* INPUT DATA *
* * * * * * *

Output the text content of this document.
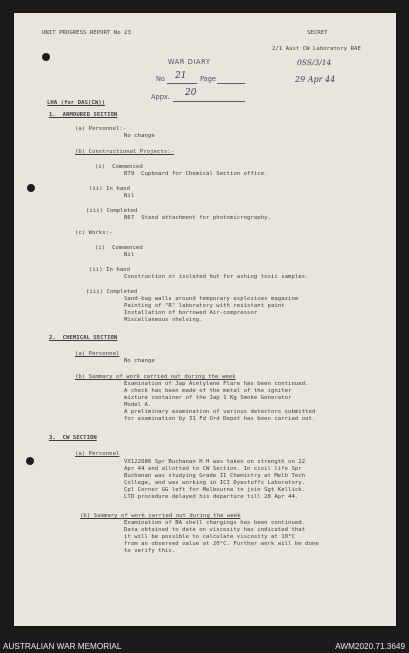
UNIT PROGRESS REPORT No 23	SECRET
2/1 Aust CW Laboratory RAE
0SS/3/14
29 Apr 44
WAR DIARY
No 21 Page
Appx. 20
LHA (for DAS(CW))
1.  ARMOURED SECTION
(a) Personnel:-
No change
(b) Constructional Projects:-
(i)  Commenced
B79  Cupboard for Chemical Section office.
(ii) In hand
Nil
(iii) Completed
B67  Stand attachment for photomicrography.
(c) Works:-
(i)  Commenced
Nil
(ii) In hand
Construction or isolated hut for ashing toxic samples.
(iii) Completed
Sand-bag walls around temporary explosives magazine
Painting of "R" laboratory with resistant paint
Installation of borrowed Air-compressor
Miscellaneous shelving.
2.  CHEMICAL SECTION
(a) Personnel
No change
(b) Summary of work carried out during the week
Examination of Jap Acetylene Flare has been continued.
A check has been made of the metal of the igniter
mixture container of the Jap 1 Kg Smoke Generator
Model A.
A preliminary examination of various detectors submitted
for examination by 31 Fd Ord Depot has been carried out.
3.  CW SECTION
(a) Personnel
VX122086 Spr Buchanan H H was taken on strength on 22
Apr 44 and allotted to CW Section. In civil life Spr
Buchanan was studying Grade II Chemistry at Melb Tech
College, and was working in ICI Dyestuffs Laboratory.
Cpl Corner GG left for Melbourne to join Sgt Kellick.
LTD procedure delayed his departure till 28 Apr 44.
(b) Summary of work carried out during the week
Examination of BA shell chargings has been continued.
Data obtained to date on viscosity has indicated that
it will be possible to calculate viscosity at 10°C
from an observed value at 20°C. Further work will be done
to verify this.
AUSTRALIAN WAR MEMORIAL	AWM2020.71.3649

* * * * * * *

* PROBLEM STATEMENT *
Quote the entries above word for word. Leave the images out.

* THE COMPLETED TASK *
Output the text content of this document.
UNIT PROGRESS REPORT No 23	SECRET
2/1 Aust CW Laboratory RAE
0SS/3/14
29 Apr 44
WAR DIARY
No 21 Page
Appx. 20
LHA (for DAS(CW))
1.  ARMOURED SECTION
(a) Personnel:-
No change
(b) Constructional Projects:-
(i)  Commenced
B79  Cupboard for Chemical Section office.
(ii) In hand
Nil
(iii) Completed
B67  Stand attachment for photomicrography.
(c) Works:-
(i)  Commenced
Nil
(ii) In hand
Construction or isolated hut for ashing toxic samples.
(iii) Completed
Sand-bag walls around temporary explosives magazine
Painting of "R" laboratory with resistant paint
Installation of borrowed Air-compressor
Miscellaneous shelving.
2.  CHEMICAL SECTION
(a) Personnel
No change
(b) Summary of work carried out during the week
Examination of Jap Acetylene Flare has been continued.
A check has been made of the metal of the igniter
mixture container of the Jap 1 Kg Smoke Generator
Model A.
A preliminary examination of various detectors submitted
for examination by 31 Fd Ord Depot has been carried out.
3.  CW SECTION
(a) Personnel
VX122086 Spr Buchanan H H was taken on strength on 22
Apr 44 and allotted to CW Section. In civil life Spr
Buchanan was studying Grade II Chemistry at Melb Tech
College, and was working in ICI Dyestuffs Laboratory.
Cpl Corner GG left for Melbourne to join Sgt Kellick.
LTD procedure delayed his departure till 28 Apr 44.
(b) Summary of work carried out during the week
Examination of BA shell chargings has been continued.
Data obtained to date on viscosity has indicated that
it will be possible to calculate viscosity at 10°C
from an observed value at 20°C. Further work will be done
to verify this.
AUSTRALIAN WAR MEMORIAL	AWM2020.71.3649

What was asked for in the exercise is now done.